The exercise = In your copy, include every line of the listing below exactly but none of the pictures.

Data to process =
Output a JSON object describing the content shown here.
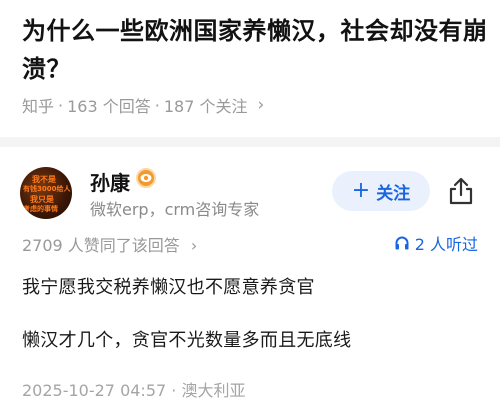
{
  "question": {
    "title": "为什么一些欧洲国家养懒汉，社会却没有崩溃？",
    "source": "知乎",
    "answers_count": "163 个回答",
    "followers": "187 个关注",
    "chevron": "›"
  },
  "author": {
    "name": "孙康",
    "description": "微软erp，crm咨询专家",
    "avatar_text": [
      "我不是",
      "有钱3000给人",
      "我只是",
      "考虑的事情"
    ]
  },
  "actions": {
    "follow_label": "关注",
    "follow_plus": "+",
    "share_icon": "share-icon"
  },
  "answer": {
    "votes": "2709 人赞同了该回答",
    "vote_chevron": "›",
    "listeners": "2 人听过",
    "lines": [
      "我宁愿我交税养懒汉也不愿意养贪官",
      "懒汉才几个，贪官不光数量多而且无底线"
    ],
    "timestamp": "2025-10-27 04:57 · 澳大利亚"
  },
  "colors": {
    "accent": "#1a66e0",
    "muted": "#999999",
    "follow_bg": "#eaf1fd"
  }
}
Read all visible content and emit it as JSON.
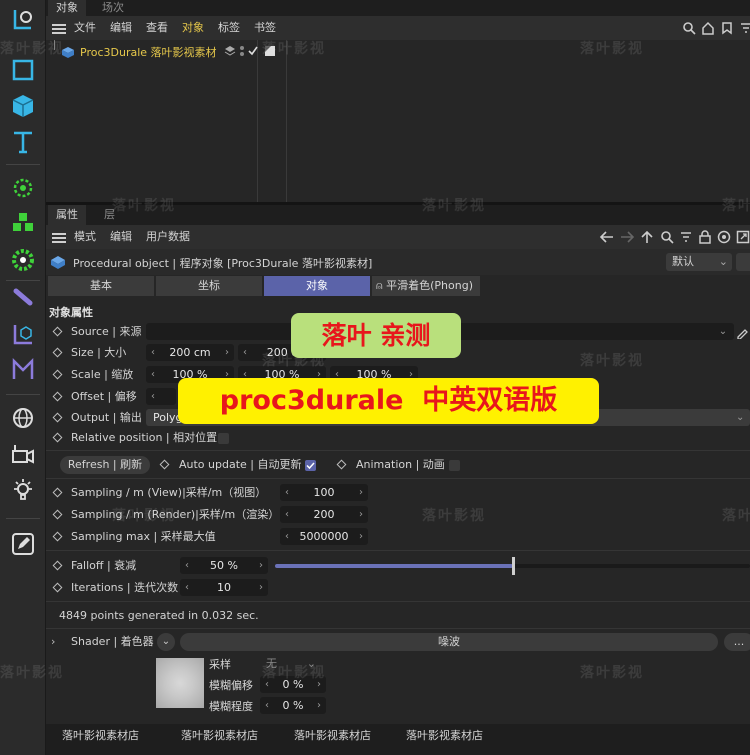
{
  "object_manager": {
    "tabs": [
      "对象",
      "场次"
    ],
    "menu": [
      "文件",
      "编辑",
      "查看",
      "对象",
      "标签",
      "书签"
    ],
    "object_row": {
      "name": "Proc3Durale 落叶影视素材"
    }
  },
  "attribute_manager": {
    "tabs": [
      "属性",
      "层"
    ],
    "menu": [
      "模式",
      "编辑",
      "用户数据"
    ],
    "header_title": "Procedural object | 程序对象 [Proc3Durale 落叶影视素材]",
    "header_mode": "默认",
    "mode_tabs": [
      "基本",
      "坐标",
      "对象",
      "平滑着色(Phong)"
    ],
    "active_mode_tab": "对象",
    "section_title": "对象属性",
    "source_label": "Source | 来源",
    "size_label": "Size | 大小",
    "size_values": [
      "200 cm",
      "200 c"
    ],
    "scale_label": "Scale | 缩放",
    "scale_values": [
      "100 %",
      "100 %",
      "100 %"
    ],
    "offset_label": "Offset | 偏移",
    "output_label": "Output | 输出",
    "output_value": "Polyg",
    "relpos_label": "Relative position | 相对位置",
    "refresh_label": "Refresh | 刷新",
    "autoupdate_label": "Auto update | 自动更新",
    "animation_label": "Animation | 动画",
    "sampling_view_label": "Sampling / m (View)|采样/m（视图）",
    "sampling_view_value": "100",
    "sampling_render_label": "Sampling / m (Render)|采样/m（渲染）",
    "sampling_render_value": "200",
    "sampling_max_label": "Sampling max | 采样最大值",
    "sampling_max_value": "5000000",
    "falloff_label": "Falloff | 衰减",
    "falloff_value": "50 %",
    "falloff_fraction": 0.5,
    "iterations_label": "Iterations | 迭代次数",
    "iterations_value": "10",
    "status_text": "4849 points generated in 0.032 sec.",
    "shader_label": "Shader | 着色器",
    "shader_value": "噪波",
    "shader_more": "...",
    "sample_label": "采样",
    "sample_value": "无",
    "blur_offset_label": "模糊偏移",
    "blur_offset_value": "0 %",
    "blur_degree_label": "模糊程度",
    "blur_degree_value": "0 %"
  },
  "overlays": {
    "green_text": "落叶 亲测",
    "yellow_text": "proc3durale  中英双语版",
    "watermark": "落叶影视"
  },
  "footer": [
    "落叶影视素材店",
    "落叶影视素材店",
    "落叶影视素材店",
    "落叶影视素材店"
  ],
  "colors": {
    "accent": "#5b63a9",
    "icon_blue": "#38b6e6",
    "icon_green": "#3fd13a",
    "green_overlay": "#b9e07c",
    "yellow_overlay": "#fff100",
    "overlay_text": "#e8161c"
  },
  "icons": [
    "null-object-icon",
    "cube-outline-icon",
    "cube-icon",
    "text-icon",
    "deformer-icon",
    "mograph-icon",
    "gear-flower-icon",
    "spline-icon",
    "axis-icon",
    "scene-icon",
    "globe-icon",
    "camera-icon",
    "light-icon",
    "edit-icon"
  ]
}
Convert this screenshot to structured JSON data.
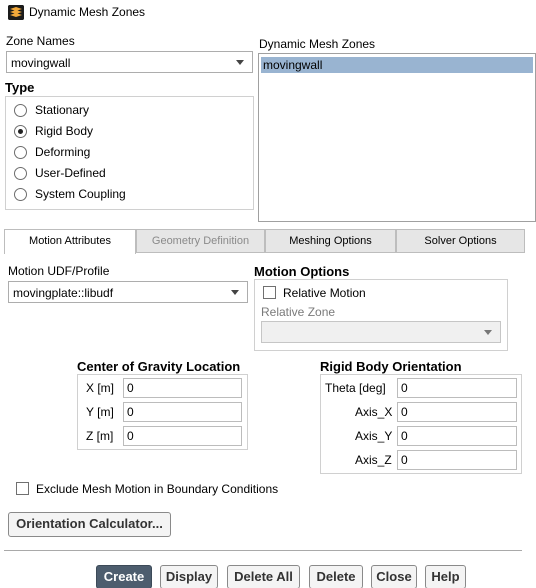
{
  "window": {
    "title": "Dynamic Mesh Zones"
  },
  "zone_names": {
    "label": "Zone Names",
    "value": "movingwall"
  },
  "type": {
    "label": "Type",
    "options": [
      "Stationary",
      "Rigid Body",
      "Deforming",
      "User-Defined",
      "System Coupling"
    ],
    "selected": "Rigid Body"
  },
  "dynamic_zones": {
    "label": "Dynamic Mesh Zones",
    "items": [
      "movingwall"
    ],
    "selected": "movingwall"
  },
  "tabs": [
    {
      "label": "Motion Attributes"
    },
    {
      "label": "Geometry Definition"
    },
    {
      "label": "Meshing Options"
    },
    {
      "label": "Solver Options"
    }
  ],
  "motion_udf": {
    "label": "Motion UDF/Profile",
    "value": "movingplate::libudf"
  },
  "motion_options": {
    "label": "Motion Options",
    "relative_motion_label": "Relative Motion",
    "relative_motion_checked": false,
    "relative_zone_label": "Relative Zone",
    "relative_zone_value": ""
  },
  "cog": {
    "label": "Center of Gravity Location",
    "x_label": "X [m]",
    "x_value": "0",
    "y_label": "Y [m]",
    "y_value": "0",
    "z_label": "Z [m]",
    "z_value": "0"
  },
  "orientation": {
    "label": "Rigid Body Orientation",
    "theta_label": "Theta [deg]",
    "theta_value": "0",
    "ax_label": "Axis_X",
    "ax_value": "0",
    "ay_label": "Axis_Y",
    "ay_value": "0",
    "az_label": "Axis_Z",
    "az_value": "0"
  },
  "exclude_mesh_motion": {
    "label": "Exclude Mesh Motion in Boundary Conditions",
    "checked": false
  },
  "orientation_calc": {
    "label": "Orientation Calculator..."
  },
  "buttons": {
    "create": "Create",
    "display": "Display",
    "delete_all": "Delete All",
    "delete": "Delete",
    "close": "Close",
    "help": "Help"
  }
}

Final answer =
Output a JSON object describing the content shown here.
{
  "question": {
    "title": "为什么一些欧洲国家养懒汉，社会却没有崩溃？",
    "source": "知乎",
    "answers_count": "163 个回答",
    "followers": "187 个关注",
    "chevron": "›"
  },
  "author": {
    "name": "孙康",
    "description": "微软erp，crm咨询专家",
    "avatar_text": [
      "我不是",
      "有钱3000给人",
      "我只是",
      "考虑的事情"
    ]
  },
  "actions": {
    "follow_label": "关注",
    "follow_plus": "+",
    "share_icon": "share-icon"
  },
  "answer": {
    "votes": "2709 人赞同了该回答",
    "vote_chevron": "›",
    "listeners": "2 人听过",
    "lines": [
      "我宁愿我交税养懒汉也不愿意养贪官",
      "懒汉才几个，贪官不光数量多而且无底线"
    ],
    "timestamp": "2025-10-27 04:57 · 澳大利亚"
  },
  "colors": {
    "accent": "#1a66e0",
    "muted": "#999999",
    "follow_bg": "#eaf1fd"
  }
}
Read all visible content and emit it as JSON.
{
  "object_manager": {
    "tabs": [
      "对象",
      "场次"
    ],
    "menu": [
      "文件",
      "编辑",
      "查看",
      "对象",
      "标签",
      "书签"
    ],
    "object_row": {
      "name": "Proc3Durale 落叶影视素材"
    }
  },
  "attribute_manager": {
    "tabs": [
      "属性",
      "层"
    ],
    "menu": [
      "模式",
      "编辑",
      "用户数据"
    ],
    "header_title": "Procedural object | 程序对象 [Proc3Durale 落叶影视素材]",
    "header_mode": "默认",
    "mode_tabs": [
      "基本",
      "坐标",
      "对象",
      "平滑着色(Phong)"
    ],
    "active_mode_tab": "对象",
    "section_title": "对象属性",
    "source_label": "Source | 来源",
    "size_label": "Size | 大小",
    "size_values": [
      "200 cm",
      "200 c"
    ],
    "scale_label": "Scale | 缩放",
    "scale_values": [
      "100 %",
      "100 %",
      "100 %"
    ],
    "offset_label": "Offset | 偏移",
    "output_label": "Output | 输出",
    "output_value": "Polyg",
    "relpos_label": "Relative position | 相对位置",
    "refresh_label": "Refresh | 刷新",
    "autoupdate_label": "Auto update | 自动更新",
    "animation_label": "Animation | 动画",
    "sampling_view_label": "Sampling / m (View)|采样/m（视图）",
    "sampling_view_value": "100",
    "sampling_render_label": "Sampling / m (Render)|采样/m（渲染）",
    "sampling_render_value": "200",
    "sampling_max_label": "Sampling max | 采样最大值",
    "sampling_max_value": "5000000",
    "falloff_label": "Falloff | 衰减",
    "falloff_value": "50 %",
    "falloff_fraction": 0.5,
    "iterations_label": "Iterations | 迭代次数",
    "iterations_value": "10",
    "status_text": "4849 points generated in 0.032 sec.",
    "shader_label": "Shader | 着色器",
    "shader_value": "噪波",
    "shader_more": "...",
    "sample_label": "采样",
    "sample_value": "无",
    "blur_offset_label": "模糊偏移",
    "blur_offset_value": "0 %",
    "blur_degree_label": "模糊程度",
    "blur_degree_value": "0 %"
  },
  "overlays": {
    "green_text": "落叶 亲测",
    "yellow_text": "proc3durale  中英双语版",
    "watermark": "落叶影视"
  },
  "footer": [
    "落叶影视素材店",
    "落叶影视素材店",
    "落叶影视素材店",
    "落叶影视素材店"
  ],
  "colors": {
    "accent": "#5b63a9",
    "icon_blue": "#38b6e6",
    "icon_green": "#3fd13a",
    "green_overlay": "#b9e07c",
    "yellow_overlay": "#fff100",
    "overlay_text": "#e8161c"
  },
  "icons": [
    "null-object-icon",
    "cube-outline-icon",
    "cube-icon",
    "text-icon",
    "deformer-icon",
    "mograph-icon",
    "gear-flower-icon",
    "spline-icon",
    "axis-icon",
    "scene-icon",
    "globe-icon",
    "camera-icon",
    "light-icon",
    "edit-icon"
  ]
}
Convert this screenshot to structured JSON data.
{
  "window": {
    "title": "Dynamic Mesh Zones"
  },
  "zone_names": {
    "label": "Zone Names",
    "value": "movingwall"
  },
  "type": {
    "label": "Type",
    "options": [
      "Stationary",
      "Rigid Body",
      "Deforming",
      "User-Defined",
      "System Coupling"
    ],
    "selected": "Rigid Body"
  },
  "dynamic_zones": {
    "label": "Dynamic Mesh Zones",
    "items": [
      "movingwall"
    ],
    "selected": "movingwall"
  },
  "tabs": [
    {
      "label": "Motion Attributes"
    },
    {
      "label": "Geometry Definition"
    },
    {
      "label": "Meshing Options"
    },
    {
      "label": "Solver Options"
    }
  ],
  "motion_udf": {
    "label": "Motion UDF/Profile",
    "value": "movingplate::libudf"
  },
  "motion_options": {
    "label": "Motion Options",
    "relative_motion_label": "Relative Motion",
    "relative_motion_checked": false,
    "relative_zone_label": "Relative Zone",
    "relative_zone_value": ""
  },
  "cog": {
    "label": "Center of Gravity Location",
    "x_label": "X [m]",
    "x_value": "0",
    "y_label": "Y [m]",
    "y_value": "0",
    "z_label": "Z [m]",
    "z_value": "0"
  },
  "orientation": {
    "label": "Rigid Body Orientation",
    "theta_label": "Theta [deg]",
    "theta_value": "0",
    "ax_label": "Axis_X",
    "ax_value": "0",
    "ay_label": "Axis_Y",
    "ay_value": "0",
    "az_label": "Axis_Z",
    "az_value": "0"
  },
  "exclude_mesh_motion": {
    "label": "Exclude Mesh Motion in Boundary Conditions",
    "checked": false
  },
  "orientation_calc": {
    "label": "Orientation Calculator..."
  },
  "buttons": {
    "create": "Create",
    "display": "Display",
    "delete_all": "Delete All",
    "delete": "Delete",
    "close": "Close",
    "help": "Help"
  }
}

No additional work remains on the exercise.